GOAL: Return all lines from the listing below in which the string "Ochrona" occurs.

RECORDS TO PROCESS:
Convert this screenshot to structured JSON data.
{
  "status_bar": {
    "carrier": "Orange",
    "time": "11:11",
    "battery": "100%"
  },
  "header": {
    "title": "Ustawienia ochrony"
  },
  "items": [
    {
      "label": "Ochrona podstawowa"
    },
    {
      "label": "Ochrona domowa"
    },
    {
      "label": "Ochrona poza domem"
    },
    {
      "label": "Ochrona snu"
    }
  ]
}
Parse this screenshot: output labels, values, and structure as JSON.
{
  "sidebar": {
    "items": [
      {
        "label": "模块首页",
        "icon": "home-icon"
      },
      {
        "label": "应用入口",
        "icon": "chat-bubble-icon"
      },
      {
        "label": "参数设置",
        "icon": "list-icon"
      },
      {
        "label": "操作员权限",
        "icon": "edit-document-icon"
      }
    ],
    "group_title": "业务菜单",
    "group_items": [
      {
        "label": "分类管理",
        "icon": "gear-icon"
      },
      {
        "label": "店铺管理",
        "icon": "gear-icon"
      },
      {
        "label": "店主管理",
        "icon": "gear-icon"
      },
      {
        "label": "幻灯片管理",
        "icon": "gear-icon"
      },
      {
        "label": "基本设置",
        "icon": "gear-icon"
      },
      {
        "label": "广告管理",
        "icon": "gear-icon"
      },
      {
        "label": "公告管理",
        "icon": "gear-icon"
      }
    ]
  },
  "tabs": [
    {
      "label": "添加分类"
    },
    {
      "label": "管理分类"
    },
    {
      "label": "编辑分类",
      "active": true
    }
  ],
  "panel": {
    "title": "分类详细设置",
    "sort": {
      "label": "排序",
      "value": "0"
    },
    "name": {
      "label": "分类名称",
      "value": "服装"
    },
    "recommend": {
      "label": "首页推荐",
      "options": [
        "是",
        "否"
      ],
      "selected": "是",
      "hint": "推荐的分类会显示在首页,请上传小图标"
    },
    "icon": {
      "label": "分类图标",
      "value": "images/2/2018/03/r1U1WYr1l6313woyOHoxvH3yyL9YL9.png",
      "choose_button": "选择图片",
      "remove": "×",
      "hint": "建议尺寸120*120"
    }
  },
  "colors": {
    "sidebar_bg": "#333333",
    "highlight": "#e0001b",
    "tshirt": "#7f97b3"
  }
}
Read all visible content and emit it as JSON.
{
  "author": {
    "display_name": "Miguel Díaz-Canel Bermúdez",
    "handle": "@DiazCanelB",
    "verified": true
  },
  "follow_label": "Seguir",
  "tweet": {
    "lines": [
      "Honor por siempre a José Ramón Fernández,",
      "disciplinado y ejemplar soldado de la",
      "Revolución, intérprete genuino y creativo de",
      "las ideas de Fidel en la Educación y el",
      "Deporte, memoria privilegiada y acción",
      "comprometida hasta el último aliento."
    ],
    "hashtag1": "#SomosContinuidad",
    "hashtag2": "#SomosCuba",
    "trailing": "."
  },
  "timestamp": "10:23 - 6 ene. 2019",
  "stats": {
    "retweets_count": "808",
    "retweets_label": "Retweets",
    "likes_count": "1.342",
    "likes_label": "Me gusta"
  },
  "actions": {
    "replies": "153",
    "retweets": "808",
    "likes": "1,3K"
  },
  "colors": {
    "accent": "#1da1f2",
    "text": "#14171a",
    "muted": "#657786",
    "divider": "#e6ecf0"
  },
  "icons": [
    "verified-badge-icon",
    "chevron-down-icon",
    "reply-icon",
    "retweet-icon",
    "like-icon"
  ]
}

TASK OUTPUT:
      "label": "Ochrona podstawowa"
      "label": "Ochrona domowa"
      "label": "Ochrona poza domem"
      "label": "Ochrona snu"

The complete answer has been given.